THE EXERCISE:
Bring together all lines of the material below that contain the string "label".

MATERIAL FOR THE TASK:
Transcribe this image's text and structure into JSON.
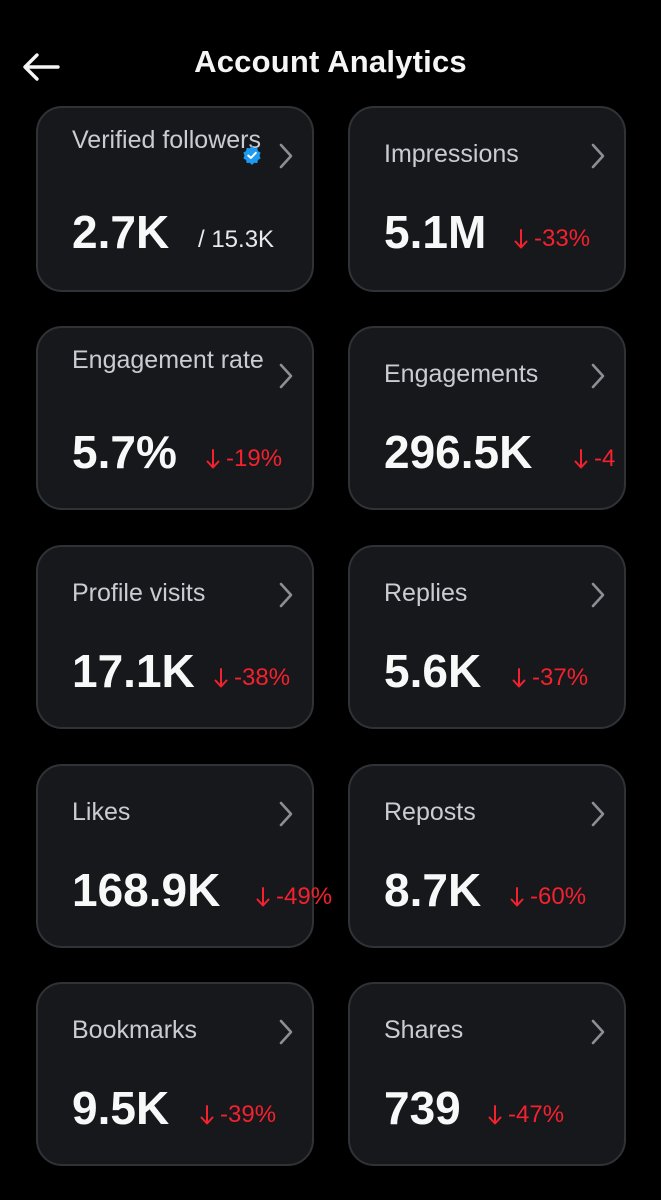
{
  "header": {
    "title": "Account Analytics",
    "back_icon": "arrow-left-icon"
  },
  "colors": {
    "background": "#000000",
    "card": "#16181c",
    "card_border": "#2f3336",
    "negative": "#f4212e",
    "verified": "#1d9bf0"
  },
  "metrics": {
    "verified_followers": {
      "label": "Verified followers",
      "value": "2.7K",
      "total": "/ 15.3K",
      "verified_icon": "verified-badge-icon"
    },
    "impressions": {
      "label": "Impressions",
      "value": "5.1M",
      "change": "-33%"
    },
    "engagement_rate": {
      "label": "Engagement rate",
      "value": "5.7%",
      "change": "-19%"
    },
    "engagements": {
      "label": "Engagements",
      "value": "296.5K",
      "change": "-4"
    },
    "profile_visits": {
      "label": "Profile visits",
      "value": "17.1K",
      "change": "-38%"
    },
    "replies": {
      "label": "Replies",
      "value": "5.6K",
      "change": "-37%"
    },
    "likes": {
      "label": "Likes",
      "value": "168.9K",
      "change": "-49%"
    },
    "reposts": {
      "label": "Reposts",
      "value": "8.7K",
      "change": "-60%"
    },
    "bookmarks": {
      "label": "Bookmarks",
      "value": "9.5K",
      "change": "-39%"
    },
    "shares": {
      "label": "Shares",
      "value": "739",
      "change": "-47%"
    }
  }
}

OUTPUT FOR THIS TASK:
      "label": "Verified followers",
      "label": "Impressions",
      "label": "Engagement rate",
      "label": "Engagements",
      "label": "Profile visits",
      "label": "Replies",
      "label": "Likes",
      "label": "Reposts",
      "label": "Bookmarks",
      "label": "Shares",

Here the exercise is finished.